━━━ Information provided ━━━

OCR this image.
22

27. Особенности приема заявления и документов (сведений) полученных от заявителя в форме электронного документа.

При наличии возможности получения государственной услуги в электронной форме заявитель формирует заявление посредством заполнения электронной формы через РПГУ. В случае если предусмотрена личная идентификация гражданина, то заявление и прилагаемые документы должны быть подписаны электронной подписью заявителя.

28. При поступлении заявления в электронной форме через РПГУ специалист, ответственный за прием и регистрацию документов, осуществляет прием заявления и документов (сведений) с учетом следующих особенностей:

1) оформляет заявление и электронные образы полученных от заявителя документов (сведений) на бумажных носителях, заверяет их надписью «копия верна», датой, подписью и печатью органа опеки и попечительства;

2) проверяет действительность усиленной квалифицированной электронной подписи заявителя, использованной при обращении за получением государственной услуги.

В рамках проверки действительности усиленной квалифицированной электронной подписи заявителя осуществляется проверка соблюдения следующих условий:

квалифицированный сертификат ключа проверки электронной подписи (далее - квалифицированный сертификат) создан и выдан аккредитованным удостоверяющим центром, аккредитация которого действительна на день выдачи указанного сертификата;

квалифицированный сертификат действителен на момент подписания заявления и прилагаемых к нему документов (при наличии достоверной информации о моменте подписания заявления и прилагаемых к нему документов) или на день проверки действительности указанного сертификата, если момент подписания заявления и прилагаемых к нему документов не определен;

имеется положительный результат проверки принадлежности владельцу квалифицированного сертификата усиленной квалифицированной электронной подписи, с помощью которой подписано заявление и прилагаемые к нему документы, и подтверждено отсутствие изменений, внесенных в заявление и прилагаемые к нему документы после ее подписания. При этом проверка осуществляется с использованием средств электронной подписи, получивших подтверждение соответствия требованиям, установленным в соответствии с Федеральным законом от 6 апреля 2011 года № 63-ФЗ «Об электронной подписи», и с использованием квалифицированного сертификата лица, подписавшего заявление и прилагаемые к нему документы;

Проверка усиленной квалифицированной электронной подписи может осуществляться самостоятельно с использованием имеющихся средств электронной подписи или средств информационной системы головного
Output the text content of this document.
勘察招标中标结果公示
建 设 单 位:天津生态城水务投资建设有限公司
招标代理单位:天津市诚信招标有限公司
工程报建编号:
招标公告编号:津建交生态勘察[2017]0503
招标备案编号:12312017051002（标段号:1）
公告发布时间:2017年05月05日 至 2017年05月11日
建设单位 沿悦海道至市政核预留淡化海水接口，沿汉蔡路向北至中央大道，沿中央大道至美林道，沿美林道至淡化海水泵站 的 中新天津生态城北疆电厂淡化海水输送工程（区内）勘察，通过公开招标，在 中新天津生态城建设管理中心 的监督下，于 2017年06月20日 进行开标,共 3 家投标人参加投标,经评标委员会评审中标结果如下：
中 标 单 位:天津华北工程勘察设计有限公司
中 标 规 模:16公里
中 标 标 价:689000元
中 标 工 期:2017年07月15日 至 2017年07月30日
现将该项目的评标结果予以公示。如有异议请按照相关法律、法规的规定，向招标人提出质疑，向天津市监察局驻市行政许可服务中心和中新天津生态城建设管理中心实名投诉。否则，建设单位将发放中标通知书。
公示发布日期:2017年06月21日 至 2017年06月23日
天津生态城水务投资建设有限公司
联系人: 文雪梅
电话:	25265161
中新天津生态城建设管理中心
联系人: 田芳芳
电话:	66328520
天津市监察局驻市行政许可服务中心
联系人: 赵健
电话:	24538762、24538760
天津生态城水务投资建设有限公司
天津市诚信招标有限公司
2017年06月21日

━━━

Reply with nothing except the number of lines in the listing above that include "подписи".

5